▶ [What the task requires] Where a line of the material contains the string "maker", copy that line.

▶ [Excerpted records]
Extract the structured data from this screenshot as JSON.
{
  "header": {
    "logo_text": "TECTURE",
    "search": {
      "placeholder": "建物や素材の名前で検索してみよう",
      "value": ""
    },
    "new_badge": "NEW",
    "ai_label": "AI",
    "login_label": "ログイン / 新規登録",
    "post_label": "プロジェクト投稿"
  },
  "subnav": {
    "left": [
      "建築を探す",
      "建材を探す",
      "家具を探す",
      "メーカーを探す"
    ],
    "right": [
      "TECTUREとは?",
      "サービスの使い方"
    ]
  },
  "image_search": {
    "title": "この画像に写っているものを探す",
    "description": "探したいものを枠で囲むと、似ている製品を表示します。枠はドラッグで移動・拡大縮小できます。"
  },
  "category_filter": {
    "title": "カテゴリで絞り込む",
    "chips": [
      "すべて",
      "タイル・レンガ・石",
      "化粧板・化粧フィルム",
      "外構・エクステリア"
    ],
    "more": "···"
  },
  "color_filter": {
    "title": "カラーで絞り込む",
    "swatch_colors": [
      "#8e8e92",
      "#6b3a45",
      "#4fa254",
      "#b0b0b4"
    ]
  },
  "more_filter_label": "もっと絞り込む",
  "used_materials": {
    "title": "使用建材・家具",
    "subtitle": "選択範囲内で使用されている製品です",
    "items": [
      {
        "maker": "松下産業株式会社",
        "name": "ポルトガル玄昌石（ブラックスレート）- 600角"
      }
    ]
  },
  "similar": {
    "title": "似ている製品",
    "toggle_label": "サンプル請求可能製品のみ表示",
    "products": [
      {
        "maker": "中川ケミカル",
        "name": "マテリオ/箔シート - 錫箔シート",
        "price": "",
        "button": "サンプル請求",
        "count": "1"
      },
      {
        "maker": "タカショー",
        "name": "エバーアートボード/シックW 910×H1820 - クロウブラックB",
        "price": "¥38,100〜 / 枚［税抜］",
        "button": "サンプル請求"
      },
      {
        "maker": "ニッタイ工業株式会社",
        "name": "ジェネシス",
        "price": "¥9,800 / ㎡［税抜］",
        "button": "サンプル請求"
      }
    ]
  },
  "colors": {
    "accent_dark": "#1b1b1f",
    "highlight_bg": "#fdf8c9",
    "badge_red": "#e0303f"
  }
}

▶ [Solution to this exercise]
        "maker": "松下産業株式会社",
        "maker": "中川ケミカル",
        "maker": "タカショー",
        "maker": "ニッタイ工業株式会社",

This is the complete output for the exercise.